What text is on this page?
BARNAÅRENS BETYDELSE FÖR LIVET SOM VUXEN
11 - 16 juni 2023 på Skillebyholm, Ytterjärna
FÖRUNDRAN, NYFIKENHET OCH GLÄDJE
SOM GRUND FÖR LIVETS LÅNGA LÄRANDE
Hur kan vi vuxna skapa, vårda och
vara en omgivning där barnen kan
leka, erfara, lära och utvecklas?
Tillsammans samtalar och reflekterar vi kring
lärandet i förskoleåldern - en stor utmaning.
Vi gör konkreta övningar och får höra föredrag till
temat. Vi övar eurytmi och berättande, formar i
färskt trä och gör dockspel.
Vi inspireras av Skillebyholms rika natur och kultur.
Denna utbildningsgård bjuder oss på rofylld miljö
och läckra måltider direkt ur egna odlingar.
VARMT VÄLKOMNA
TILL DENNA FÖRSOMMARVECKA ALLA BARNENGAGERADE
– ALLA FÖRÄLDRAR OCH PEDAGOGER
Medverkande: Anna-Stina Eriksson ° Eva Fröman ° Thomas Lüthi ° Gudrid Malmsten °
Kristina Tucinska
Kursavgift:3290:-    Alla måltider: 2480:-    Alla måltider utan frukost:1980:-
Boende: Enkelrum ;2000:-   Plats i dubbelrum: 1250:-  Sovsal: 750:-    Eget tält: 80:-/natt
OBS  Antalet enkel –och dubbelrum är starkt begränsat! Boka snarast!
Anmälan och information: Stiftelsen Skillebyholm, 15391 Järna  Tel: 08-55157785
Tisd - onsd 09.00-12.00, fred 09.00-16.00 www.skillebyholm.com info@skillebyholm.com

• Exercise aim
Repeat all the records. Match each line exactly.

• Problem solution
What text is on this page?
BARNAÅRENS BETYDELSE FÖR LIVET SOM VUXEN
11 - 16 juni 2023 på Skillebyholm, Ytterjärna
FÖRUNDRAN, NYFIKENHET OCH GLÄDJE
SOM GRUND FÖR LIVETS LÅNGA LÄRANDE
Hur kan vi vuxna skapa, vårda och
vara en omgivning där barnen kan
leka, erfara, lära och utvecklas?
Tillsammans samtalar och reflekterar vi kring
lärandet i förskoleåldern - en stor utmaning.
Vi gör konkreta övningar och får höra föredrag till
temat. Vi övar eurytmi och berättande, formar i
färskt trä och gör dockspel.
Vi inspireras av Skillebyholms rika natur och kultur.
Denna utbildningsgård bjuder oss på rofylld miljö
och läckra måltider direkt ur egna odlingar.
VARMT VÄLKOMNA
TILL DENNA FÖRSOMMARVECKA ALLA BARNENGAGERADE
– ALLA FÖRÄLDRAR OCH PEDAGOGER
Medverkande: Anna-Stina Eriksson ° Eva Fröman ° Thomas Lüthi ° Gudrid Malmsten °
Kristina Tucinska
Kursavgift:3290:-    Alla måltider: 2480:-    Alla måltider utan frukost:1980:-
Boende: Enkelrum ;2000:-   Plats i dubbelrum: 1250:-  Sovsal: 750:-    Eget tält: 80:-/natt
OBS  Antalet enkel –och dubbelrum är starkt begränsat! Boka snarast!
Anmälan och information: Stiftelsen Skillebyholm, 15391 Järna  Tel: 08-55157785
Tisd - onsd 09.00-12.00, fred 09.00-16.00 www.skillebyholm.com info@skillebyholm.com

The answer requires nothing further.